_OBJECTIVE_
Gather all lines in the records below that include the word "user".

_SUPPLIED DATA_
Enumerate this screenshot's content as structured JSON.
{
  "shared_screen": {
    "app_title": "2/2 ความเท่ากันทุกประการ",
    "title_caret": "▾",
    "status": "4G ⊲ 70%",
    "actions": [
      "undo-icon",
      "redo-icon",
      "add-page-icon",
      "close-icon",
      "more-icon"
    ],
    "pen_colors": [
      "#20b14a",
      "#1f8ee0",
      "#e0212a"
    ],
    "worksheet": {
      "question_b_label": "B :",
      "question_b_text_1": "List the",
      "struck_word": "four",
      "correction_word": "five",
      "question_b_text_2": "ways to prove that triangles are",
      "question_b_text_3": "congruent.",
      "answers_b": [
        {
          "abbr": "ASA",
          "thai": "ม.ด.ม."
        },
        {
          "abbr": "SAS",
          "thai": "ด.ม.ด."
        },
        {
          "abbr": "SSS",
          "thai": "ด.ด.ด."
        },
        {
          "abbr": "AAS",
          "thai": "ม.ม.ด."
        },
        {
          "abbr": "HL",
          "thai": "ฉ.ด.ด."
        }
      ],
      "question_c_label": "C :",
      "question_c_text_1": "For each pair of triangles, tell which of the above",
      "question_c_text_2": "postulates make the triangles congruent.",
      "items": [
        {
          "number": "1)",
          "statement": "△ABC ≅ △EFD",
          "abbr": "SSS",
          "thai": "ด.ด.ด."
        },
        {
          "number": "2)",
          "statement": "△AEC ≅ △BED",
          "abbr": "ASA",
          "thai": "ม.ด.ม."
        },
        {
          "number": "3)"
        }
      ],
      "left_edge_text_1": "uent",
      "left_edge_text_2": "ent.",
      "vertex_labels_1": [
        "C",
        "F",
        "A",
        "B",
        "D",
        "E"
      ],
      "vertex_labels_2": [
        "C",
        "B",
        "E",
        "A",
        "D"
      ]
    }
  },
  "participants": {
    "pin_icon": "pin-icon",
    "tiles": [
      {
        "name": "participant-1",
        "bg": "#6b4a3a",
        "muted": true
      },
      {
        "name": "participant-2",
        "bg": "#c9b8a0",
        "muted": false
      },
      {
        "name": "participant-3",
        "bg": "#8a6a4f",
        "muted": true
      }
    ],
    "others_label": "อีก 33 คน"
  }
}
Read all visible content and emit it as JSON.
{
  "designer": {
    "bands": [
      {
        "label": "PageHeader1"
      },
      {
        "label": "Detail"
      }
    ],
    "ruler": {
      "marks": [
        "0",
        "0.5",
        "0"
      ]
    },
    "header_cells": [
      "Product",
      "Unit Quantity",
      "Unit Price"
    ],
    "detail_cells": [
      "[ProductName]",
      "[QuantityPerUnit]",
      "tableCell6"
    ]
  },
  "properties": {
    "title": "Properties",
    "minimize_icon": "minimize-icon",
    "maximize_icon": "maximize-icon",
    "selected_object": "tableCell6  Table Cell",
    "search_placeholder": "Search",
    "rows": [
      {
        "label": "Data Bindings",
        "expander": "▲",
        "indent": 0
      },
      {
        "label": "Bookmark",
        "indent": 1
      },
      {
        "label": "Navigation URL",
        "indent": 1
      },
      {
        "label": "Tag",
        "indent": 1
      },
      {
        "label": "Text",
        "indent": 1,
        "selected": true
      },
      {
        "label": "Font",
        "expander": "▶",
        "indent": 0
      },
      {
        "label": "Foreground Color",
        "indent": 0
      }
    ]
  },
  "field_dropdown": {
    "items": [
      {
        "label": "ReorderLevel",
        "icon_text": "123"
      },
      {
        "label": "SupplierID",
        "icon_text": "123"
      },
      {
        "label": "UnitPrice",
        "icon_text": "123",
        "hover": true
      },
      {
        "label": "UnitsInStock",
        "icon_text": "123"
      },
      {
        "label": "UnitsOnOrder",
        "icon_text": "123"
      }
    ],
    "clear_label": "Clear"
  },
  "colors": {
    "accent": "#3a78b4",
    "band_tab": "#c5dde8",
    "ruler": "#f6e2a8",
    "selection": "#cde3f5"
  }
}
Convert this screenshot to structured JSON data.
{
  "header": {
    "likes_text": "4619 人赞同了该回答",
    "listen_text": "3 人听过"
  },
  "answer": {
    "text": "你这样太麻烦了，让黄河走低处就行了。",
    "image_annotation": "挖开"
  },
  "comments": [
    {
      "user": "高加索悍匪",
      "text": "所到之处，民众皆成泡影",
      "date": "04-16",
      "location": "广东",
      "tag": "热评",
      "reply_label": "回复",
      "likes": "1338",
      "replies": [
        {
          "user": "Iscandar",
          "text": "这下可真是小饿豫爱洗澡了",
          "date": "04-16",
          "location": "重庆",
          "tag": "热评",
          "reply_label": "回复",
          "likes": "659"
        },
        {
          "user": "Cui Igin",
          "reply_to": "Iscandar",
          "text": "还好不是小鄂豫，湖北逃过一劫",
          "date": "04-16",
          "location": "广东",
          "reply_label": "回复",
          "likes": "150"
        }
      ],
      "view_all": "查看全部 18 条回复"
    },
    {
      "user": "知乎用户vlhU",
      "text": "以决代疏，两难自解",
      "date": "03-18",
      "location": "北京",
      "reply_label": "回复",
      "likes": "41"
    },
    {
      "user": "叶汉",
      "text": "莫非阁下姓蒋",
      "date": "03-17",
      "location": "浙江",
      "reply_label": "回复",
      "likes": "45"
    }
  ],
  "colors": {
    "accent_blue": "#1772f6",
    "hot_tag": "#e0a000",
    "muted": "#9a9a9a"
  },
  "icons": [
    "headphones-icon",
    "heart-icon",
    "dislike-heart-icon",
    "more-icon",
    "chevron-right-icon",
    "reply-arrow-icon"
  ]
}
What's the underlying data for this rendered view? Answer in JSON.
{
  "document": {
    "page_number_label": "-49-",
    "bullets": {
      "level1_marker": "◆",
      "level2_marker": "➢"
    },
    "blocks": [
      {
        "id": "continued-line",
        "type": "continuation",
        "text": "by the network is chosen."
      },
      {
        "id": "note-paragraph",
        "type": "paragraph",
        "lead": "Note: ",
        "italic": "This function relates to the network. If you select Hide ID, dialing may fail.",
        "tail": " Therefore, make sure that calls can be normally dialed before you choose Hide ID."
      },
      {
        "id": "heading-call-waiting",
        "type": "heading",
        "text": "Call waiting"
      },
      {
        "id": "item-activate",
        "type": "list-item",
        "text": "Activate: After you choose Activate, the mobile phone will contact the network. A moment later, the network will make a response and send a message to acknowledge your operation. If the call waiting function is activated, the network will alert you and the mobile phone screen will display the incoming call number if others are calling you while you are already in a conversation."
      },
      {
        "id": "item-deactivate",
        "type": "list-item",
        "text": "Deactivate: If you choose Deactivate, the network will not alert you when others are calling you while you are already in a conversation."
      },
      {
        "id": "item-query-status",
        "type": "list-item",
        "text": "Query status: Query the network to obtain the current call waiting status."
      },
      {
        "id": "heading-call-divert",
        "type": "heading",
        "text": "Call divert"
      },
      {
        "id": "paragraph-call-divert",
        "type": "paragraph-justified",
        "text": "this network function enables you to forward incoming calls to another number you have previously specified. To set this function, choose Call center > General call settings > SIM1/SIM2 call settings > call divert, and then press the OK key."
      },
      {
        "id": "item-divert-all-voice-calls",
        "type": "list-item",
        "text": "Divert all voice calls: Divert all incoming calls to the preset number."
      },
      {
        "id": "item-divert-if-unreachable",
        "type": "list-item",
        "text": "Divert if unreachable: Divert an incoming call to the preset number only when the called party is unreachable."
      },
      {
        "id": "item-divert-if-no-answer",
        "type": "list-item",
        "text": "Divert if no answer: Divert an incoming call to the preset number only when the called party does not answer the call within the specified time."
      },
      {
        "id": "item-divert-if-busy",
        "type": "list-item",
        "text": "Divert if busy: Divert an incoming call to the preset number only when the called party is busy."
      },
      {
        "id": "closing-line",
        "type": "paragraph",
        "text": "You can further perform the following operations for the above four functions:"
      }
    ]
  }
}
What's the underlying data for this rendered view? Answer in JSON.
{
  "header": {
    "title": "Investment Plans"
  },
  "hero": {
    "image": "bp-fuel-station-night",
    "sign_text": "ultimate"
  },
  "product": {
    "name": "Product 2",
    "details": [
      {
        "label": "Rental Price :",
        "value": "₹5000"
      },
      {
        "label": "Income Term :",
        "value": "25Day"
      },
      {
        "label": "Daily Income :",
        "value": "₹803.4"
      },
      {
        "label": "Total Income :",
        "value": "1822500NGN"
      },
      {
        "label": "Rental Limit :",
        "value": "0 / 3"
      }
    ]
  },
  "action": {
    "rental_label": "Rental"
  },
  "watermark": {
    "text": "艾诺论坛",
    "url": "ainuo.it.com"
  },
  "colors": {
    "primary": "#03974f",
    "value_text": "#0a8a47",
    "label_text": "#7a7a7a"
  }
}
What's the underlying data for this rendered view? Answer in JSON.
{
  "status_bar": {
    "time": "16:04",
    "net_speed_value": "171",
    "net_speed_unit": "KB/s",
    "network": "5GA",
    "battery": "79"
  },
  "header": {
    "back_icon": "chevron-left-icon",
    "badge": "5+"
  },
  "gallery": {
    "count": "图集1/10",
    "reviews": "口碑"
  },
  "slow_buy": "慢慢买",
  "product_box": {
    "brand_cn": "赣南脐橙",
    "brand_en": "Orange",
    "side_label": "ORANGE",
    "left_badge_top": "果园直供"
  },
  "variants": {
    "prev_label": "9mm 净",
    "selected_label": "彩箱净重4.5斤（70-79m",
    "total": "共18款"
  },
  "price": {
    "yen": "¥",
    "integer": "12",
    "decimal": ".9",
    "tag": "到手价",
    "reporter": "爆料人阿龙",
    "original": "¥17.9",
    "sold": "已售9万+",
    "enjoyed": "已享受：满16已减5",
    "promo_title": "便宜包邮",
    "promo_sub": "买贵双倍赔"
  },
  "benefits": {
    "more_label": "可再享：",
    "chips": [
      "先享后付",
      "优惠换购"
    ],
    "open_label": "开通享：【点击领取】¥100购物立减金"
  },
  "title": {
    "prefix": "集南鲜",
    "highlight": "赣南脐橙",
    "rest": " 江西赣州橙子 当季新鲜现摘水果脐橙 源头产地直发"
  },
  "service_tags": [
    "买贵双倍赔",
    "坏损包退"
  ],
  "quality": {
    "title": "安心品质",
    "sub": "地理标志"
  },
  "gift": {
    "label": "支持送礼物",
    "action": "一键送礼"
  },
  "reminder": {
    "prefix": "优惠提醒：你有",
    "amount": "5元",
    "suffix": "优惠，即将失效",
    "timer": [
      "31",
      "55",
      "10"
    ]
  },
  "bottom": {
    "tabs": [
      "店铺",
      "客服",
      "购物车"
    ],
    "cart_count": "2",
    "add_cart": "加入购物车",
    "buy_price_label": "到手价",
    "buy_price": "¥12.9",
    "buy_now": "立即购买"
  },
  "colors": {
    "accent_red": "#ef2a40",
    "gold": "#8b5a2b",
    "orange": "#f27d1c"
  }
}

_FULL SOLUTION_
      "user": "高加索悍匪",
          "user": "Iscandar",
          "user": "Cui Igin",
      "user": "知乎用户vlhU",
      "user": "叶汉",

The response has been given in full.